* Source material *
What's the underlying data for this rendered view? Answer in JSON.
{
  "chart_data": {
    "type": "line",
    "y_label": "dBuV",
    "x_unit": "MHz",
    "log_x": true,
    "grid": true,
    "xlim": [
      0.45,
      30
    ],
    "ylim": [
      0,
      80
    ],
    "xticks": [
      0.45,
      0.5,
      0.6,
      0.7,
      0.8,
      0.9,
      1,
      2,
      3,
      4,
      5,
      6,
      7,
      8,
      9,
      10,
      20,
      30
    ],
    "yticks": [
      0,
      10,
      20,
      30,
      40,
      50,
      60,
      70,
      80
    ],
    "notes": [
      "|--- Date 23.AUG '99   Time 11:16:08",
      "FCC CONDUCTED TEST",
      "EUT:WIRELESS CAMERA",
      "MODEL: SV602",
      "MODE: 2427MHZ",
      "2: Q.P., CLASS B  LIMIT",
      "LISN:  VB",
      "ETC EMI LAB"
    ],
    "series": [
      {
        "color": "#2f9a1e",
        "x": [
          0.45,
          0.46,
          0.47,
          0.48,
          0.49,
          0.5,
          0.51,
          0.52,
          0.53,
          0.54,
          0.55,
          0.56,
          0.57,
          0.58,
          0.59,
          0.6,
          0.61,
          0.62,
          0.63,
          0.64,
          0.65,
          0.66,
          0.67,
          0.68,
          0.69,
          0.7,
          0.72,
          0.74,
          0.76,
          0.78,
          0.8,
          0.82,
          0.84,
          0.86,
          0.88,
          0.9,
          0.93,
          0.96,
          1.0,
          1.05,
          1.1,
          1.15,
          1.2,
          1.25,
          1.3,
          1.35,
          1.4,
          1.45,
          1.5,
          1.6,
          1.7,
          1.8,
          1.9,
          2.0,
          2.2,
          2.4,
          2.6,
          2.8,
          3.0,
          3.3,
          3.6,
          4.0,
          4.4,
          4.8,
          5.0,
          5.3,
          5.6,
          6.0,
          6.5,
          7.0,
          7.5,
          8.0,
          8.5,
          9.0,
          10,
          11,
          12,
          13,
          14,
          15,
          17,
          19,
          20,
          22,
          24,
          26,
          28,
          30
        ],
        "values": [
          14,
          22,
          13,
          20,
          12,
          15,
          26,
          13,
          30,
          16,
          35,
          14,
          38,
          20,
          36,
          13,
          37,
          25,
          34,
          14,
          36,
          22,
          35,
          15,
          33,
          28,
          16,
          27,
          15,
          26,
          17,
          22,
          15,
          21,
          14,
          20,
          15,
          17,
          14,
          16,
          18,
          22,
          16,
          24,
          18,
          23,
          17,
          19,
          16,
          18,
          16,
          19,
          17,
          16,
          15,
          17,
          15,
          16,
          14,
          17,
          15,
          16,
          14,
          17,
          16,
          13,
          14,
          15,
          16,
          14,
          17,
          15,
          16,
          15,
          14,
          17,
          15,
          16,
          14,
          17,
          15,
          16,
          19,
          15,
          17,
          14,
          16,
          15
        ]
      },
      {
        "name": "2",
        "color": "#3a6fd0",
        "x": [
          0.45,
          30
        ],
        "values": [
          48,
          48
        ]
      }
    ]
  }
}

* Brief *
Copy out each line exactly as written.

* Final result *
What's the underlying data for this rendered view? Answer in JSON.
{
  "chart_data": {
    "type": "line",
    "y_label": "dBuV",
    "x_unit": "MHz",
    "log_x": true,
    "grid": true,
    "xlim": [
      0.45,
      30
    ],
    "ylim": [
      0,
      80
    ],
    "xticks": [
      0.45,
      0.5,
      0.6,
      0.7,
      0.8,
      0.9,
      1,
      2,
      3,
      4,
      5,
      6,
      7,
      8,
      9,
      10,
      20,
      30
    ],
    "yticks": [
      0,
      10,
      20,
      30,
      40,
      50,
      60,
      70,
      80
    ],
    "notes": [
      "|--- Date 23.AUG '99   Time 11:16:08",
      "FCC CONDUCTED TEST",
      "EUT:WIRELESS CAMERA",
      "MODEL: SV602",
      "MODE: 2427MHZ",
      "2: Q.P., CLASS B  LIMIT",
      "LISN:  VB",
      "ETC EMI LAB"
    ],
    "series": [
      {
        "color": "#2f9a1e",
        "x": [
          0.45,
          0.46,
          0.47,
          0.48,
          0.49,
          0.5,
          0.51,
          0.52,
          0.53,
          0.54,
          0.55,
          0.56,
          0.57,
          0.58,
          0.59,
          0.6,
          0.61,
          0.62,
          0.63,
          0.64,
          0.65,
          0.66,
          0.67,
          0.68,
          0.69,
          0.7,
          0.72,
          0.74,
          0.76,
          0.78,
          0.8,
          0.82,
          0.84,
          0.86,
          0.88,
          0.9,
          0.93,
          0.96,
          1.0,
          1.05,
          1.1,
          1.15,
          1.2,
          1.25,
          1.3,
          1.35,
          1.4,
          1.45,
          1.5,
          1.6,
          1.7,
          1.8,
          1.9,
          2.0,
          2.2,
          2.4,
          2.6,
          2.8,
          3.0,
          3.3,
          3.6,
          4.0,
          4.4,
          4.8,
          5.0,
          5.3,
          5.6,
          6.0,
          6.5,
          7.0,
          7.5,
          8.0,
          8.5,
          9.0,
          10,
          11,
          12,
          13,
          14,
          15,
          17,
          19,
          20,
          22,
          24,
          26,
          28,
          30
        ],
        "values": [
          14,
          22,
          13,
          20,
          12,
          15,
          26,
          13,
          30,
          16,
          35,
          14,
          38,
          20,
          36,
          13,
          37,
          25,
          34,
          14,
          36,
          22,
          35,
          15,
          33,
          28,
          16,
          27,
          15,
          26,
          17,
          22,
          15,
          21,
          14,
          20,
          15,
          17,
          14,
          16,
          18,
          22,
          16,
          24,
          18,
          23,
          17,
          19,
          16,
          18,
          16,
          19,
          17,
          16,
          15,
          17,
          15,
          16,
          14,
          17,
          15,
          16,
          14,
          17,
          16,
          13,
          14,
          15,
          16,
          14,
          17,
          15,
          16,
          15,
          14,
          17,
          15,
          16,
          14,
          17,
          15,
          16,
          19,
          15,
          17,
          14,
          16,
          15
        ]
      },
      {
        "name": "2",
        "color": "#3a6fd0",
        "x": [
          0.45,
          30
        ],
        "values": [
          48,
          48
        ]
      }
    ]
  }
}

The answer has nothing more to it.